Look through the data and write out every line with the word "First" in it.

◇ ◇ ◇ ◇ ◇ ◇ ◇

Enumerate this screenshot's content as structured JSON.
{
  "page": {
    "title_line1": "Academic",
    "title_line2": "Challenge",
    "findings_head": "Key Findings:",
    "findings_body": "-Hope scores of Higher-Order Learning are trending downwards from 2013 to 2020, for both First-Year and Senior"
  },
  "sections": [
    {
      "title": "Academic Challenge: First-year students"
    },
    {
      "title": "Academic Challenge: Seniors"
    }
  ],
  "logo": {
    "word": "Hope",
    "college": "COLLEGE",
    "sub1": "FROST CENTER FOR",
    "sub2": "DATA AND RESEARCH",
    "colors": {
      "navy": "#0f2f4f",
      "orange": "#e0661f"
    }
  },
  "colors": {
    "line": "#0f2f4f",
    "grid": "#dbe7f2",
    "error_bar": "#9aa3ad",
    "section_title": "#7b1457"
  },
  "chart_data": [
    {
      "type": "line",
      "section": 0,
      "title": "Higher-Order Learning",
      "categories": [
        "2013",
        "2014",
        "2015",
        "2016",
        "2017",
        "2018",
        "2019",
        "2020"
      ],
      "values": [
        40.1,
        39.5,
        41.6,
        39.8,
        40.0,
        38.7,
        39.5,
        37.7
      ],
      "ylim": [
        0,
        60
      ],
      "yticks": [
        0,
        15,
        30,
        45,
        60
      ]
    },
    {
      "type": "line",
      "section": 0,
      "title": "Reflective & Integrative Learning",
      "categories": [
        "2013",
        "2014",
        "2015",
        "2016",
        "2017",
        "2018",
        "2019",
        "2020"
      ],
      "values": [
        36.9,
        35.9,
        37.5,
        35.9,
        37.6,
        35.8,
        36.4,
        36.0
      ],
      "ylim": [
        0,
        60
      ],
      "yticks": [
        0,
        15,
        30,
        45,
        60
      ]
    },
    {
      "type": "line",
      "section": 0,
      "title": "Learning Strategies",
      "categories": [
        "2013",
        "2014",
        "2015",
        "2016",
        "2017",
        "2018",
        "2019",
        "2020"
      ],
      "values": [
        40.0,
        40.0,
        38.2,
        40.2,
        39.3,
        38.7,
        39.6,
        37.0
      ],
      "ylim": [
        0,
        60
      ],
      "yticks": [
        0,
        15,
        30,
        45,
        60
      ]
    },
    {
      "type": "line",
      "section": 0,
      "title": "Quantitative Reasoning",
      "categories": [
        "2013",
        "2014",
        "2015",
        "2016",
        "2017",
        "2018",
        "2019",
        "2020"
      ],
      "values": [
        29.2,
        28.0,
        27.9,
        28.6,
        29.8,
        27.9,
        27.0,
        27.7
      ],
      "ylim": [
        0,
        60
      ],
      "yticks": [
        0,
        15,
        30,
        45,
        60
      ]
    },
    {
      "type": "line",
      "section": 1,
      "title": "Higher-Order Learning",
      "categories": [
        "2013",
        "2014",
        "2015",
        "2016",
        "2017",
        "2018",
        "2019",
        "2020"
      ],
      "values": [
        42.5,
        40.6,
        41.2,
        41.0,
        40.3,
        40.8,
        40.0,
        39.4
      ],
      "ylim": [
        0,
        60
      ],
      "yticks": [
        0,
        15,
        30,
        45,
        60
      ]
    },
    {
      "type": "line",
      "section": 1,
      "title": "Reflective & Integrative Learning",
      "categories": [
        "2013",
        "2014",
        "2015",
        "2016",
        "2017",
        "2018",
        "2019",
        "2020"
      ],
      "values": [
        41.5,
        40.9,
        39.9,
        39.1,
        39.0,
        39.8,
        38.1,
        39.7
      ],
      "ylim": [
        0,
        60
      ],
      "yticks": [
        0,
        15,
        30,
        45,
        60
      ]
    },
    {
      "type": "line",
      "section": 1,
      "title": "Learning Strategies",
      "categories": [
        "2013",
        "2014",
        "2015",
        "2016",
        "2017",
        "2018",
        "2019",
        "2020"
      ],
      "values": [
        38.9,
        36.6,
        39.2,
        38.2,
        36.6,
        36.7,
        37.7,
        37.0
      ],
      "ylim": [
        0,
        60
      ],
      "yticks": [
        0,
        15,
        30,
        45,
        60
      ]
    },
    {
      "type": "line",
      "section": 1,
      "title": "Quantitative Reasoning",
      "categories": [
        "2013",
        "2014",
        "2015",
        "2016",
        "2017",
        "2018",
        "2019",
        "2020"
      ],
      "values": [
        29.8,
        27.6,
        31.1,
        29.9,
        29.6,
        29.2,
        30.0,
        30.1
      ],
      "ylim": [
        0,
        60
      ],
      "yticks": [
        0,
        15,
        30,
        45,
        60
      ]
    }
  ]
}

◇ ◇ ◇ ◇ ◇ ◇ ◇

▸ **OUTPUT FOR THIS EXERCISE**
    "findings_body": "-Hope scores of Higher-Order Learning are trending downwards from 2013 to 2020, for both First-Year and Senior"
      "title": "Academic Challenge: First-year students"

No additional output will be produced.